* **GIVEN INFORMATION**:
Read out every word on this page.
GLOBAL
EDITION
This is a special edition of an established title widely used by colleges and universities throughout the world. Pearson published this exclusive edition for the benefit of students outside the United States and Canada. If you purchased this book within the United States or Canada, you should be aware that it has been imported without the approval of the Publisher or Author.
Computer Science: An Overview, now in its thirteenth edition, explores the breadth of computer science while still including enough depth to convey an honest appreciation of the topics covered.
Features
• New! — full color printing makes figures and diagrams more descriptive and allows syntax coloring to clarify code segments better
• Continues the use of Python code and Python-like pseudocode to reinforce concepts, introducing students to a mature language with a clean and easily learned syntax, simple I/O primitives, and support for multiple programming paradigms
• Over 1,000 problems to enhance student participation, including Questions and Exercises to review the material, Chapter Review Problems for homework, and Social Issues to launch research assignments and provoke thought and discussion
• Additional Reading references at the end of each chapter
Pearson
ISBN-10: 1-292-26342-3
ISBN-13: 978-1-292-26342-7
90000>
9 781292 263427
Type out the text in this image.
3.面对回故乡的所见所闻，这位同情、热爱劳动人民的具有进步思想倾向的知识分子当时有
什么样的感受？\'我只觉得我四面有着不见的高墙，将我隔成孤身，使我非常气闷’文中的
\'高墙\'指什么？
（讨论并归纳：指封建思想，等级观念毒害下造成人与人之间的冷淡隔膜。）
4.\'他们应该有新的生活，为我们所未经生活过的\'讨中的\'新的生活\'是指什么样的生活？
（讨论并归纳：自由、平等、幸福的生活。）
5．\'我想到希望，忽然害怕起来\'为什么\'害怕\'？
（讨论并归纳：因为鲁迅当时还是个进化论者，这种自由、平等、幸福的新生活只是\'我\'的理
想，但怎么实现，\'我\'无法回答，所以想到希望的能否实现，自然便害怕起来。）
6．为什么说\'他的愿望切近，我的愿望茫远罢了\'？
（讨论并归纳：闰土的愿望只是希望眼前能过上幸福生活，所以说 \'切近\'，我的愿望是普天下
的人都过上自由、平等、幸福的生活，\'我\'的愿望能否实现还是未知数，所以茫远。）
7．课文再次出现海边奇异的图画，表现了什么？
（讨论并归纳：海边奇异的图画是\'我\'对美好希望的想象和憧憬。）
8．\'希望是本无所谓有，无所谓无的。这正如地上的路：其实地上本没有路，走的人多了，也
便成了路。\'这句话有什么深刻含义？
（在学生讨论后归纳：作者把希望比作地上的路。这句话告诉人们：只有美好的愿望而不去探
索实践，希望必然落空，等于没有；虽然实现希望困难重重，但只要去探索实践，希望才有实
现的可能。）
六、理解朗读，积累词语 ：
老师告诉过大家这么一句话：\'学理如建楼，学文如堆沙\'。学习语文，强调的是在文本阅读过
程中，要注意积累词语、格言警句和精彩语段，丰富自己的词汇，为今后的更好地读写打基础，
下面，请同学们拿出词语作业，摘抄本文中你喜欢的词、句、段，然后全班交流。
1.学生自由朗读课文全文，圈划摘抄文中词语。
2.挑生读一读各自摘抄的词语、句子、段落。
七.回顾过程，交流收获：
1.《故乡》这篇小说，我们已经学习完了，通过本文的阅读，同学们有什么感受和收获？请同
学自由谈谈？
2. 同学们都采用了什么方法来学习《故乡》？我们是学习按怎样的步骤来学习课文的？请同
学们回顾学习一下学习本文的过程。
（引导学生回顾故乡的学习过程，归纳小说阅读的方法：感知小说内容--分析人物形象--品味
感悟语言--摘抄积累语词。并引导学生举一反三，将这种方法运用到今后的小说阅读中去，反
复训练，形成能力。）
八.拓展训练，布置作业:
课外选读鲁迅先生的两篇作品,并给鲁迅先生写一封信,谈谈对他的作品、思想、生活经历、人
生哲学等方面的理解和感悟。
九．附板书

* **DIRECTION**: Please repeat the listing above in full and exactly.

* **OUTPUT**:
Read out every word on this page.
GLOBAL
EDITION
This is a special edition of an established title widely used by colleges and universities throughout the world. Pearson published this exclusive edition for the benefit of students outside the United States and Canada. If you purchased this book within the United States or Canada, you should be aware that it has been imported without the approval of the Publisher or Author.
Computer Science: An Overview, now in its thirteenth edition, explores the breadth of computer science while still including enough depth to convey an honest appreciation of the topics covered.
Features
• New! — full color printing makes figures and diagrams more descriptive and allows syntax coloring to clarify code segments better
• Continues the use of Python code and Python-like pseudocode to reinforce concepts, introducing students to a mature language with a clean and easily learned syntax, simple I/O primitives, and support for multiple programming paradigms
• Over 1,000 problems to enhance student participation, including Questions and Exercises to review the material, Chapter Review Problems for homework, and Social Issues to launch research assignments and provoke thought and discussion
• Additional Reading references at the end of each chapter
Pearson
ISBN-10: 1-292-26342-3
ISBN-13: 978-1-292-26342-7
90000>
9 781292 263427
Type out the text in this image.
3.面对回故乡的所见所闻，这位同情、热爱劳动人民的具有进步思想倾向的知识分子当时有
什么样的感受？\'我只觉得我四面有着不见的高墙，将我隔成孤身，使我非常气闷’文中的
\'高墙\'指什么？
（讨论并归纳：指封建思想，等级观念毒害下造成人与人之间的冷淡隔膜。）
4.\'他们应该有新的生活，为我们所未经生活过的\'讨中的\'新的生活\'是指什么样的生活？
（讨论并归纳：自由、平等、幸福的生活。）
5．\'我想到希望，忽然害怕起来\'为什么\'害怕\'？
（讨论并归纳：因为鲁迅当时还是个进化论者，这种自由、平等、幸福的新生活只是\'我\'的理
想，但怎么实现，\'我\'无法回答，所以想到希望的能否实现，自然便害怕起来。）
6．为什么说\'他的愿望切近，我的愿望茫远罢了\'？
（讨论并归纳：闰土的愿望只是希望眼前能过上幸福生活，所以说 \'切近\'，我的愿望是普天下
的人都过上自由、平等、幸福的生活，\'我\'的愿望能否实现还是未知数，所以茫远。）
7．课文再次出现海边奇异的图画，表现了什么？
（讨论并归纳：海边奇异的图画是\'我\'对美好希望的想象和憧憬。）
8．\'希望是本无所谓有，无所谓无的。这正如地上的路：其实地上本没有路，走的人多了，也
便成了路。\'这句话有什么深刻含义？
（在学生讨论后归纳：作者把希望比作地上的路。这句话告诉人们：只有美好的愿望而不去探
索实践，希望必然落空，等于没有；虽然实现希望困难重重，但只要去探索实践，希望才有实
现的可能。）
六、理解朗读，积累词语 ：
老师告诉过大家这么一句话：\'学理如建楼，学文如堆沙\'。学习语文，强调的是在文本阅读过
程中，要注意积累词语、格言警句和精彩语段，丰富自己的词汇，为今后的更好地读写打基础，
下面，请同学们拿出词语作业，摘抄本文中你喜欢的词、句、段，然后全班交流。
1.学生自由朗读课文全文，圈划摘抄文中词语。
2.挑生读一读各自摘抄的词语、句子、段落。
七.回顾过程，交流收获：
1.《故乡》这篇小说，我们已经学习完了，通过本文的阅读，同学们有什么感受和收获？请同
学自由谈谈？
2. 同学们都采用了什么方法来学习《故乡》？我们是学习按怎样的步骤来学习课文的？请同
学们回顾学习一下学习本文的过程。
（引导学生回顾故乡的学习过程，归纳小说阅读的方法：感知小说内容--分析人物形象--品味
感悟语言--摘抄积累语词。并引导学生举一反三，将这种方法运用到今后的小说阅读中去，反
复训练，形成能力。）
八.拓展训练，布置作业:
课外选读鲁迅先生的两篇作品,并给鲁迅先生写一封信,谈谈对他的作品、思想、生活经历、人
生哲学等方面的理解和感悟。
九．附板书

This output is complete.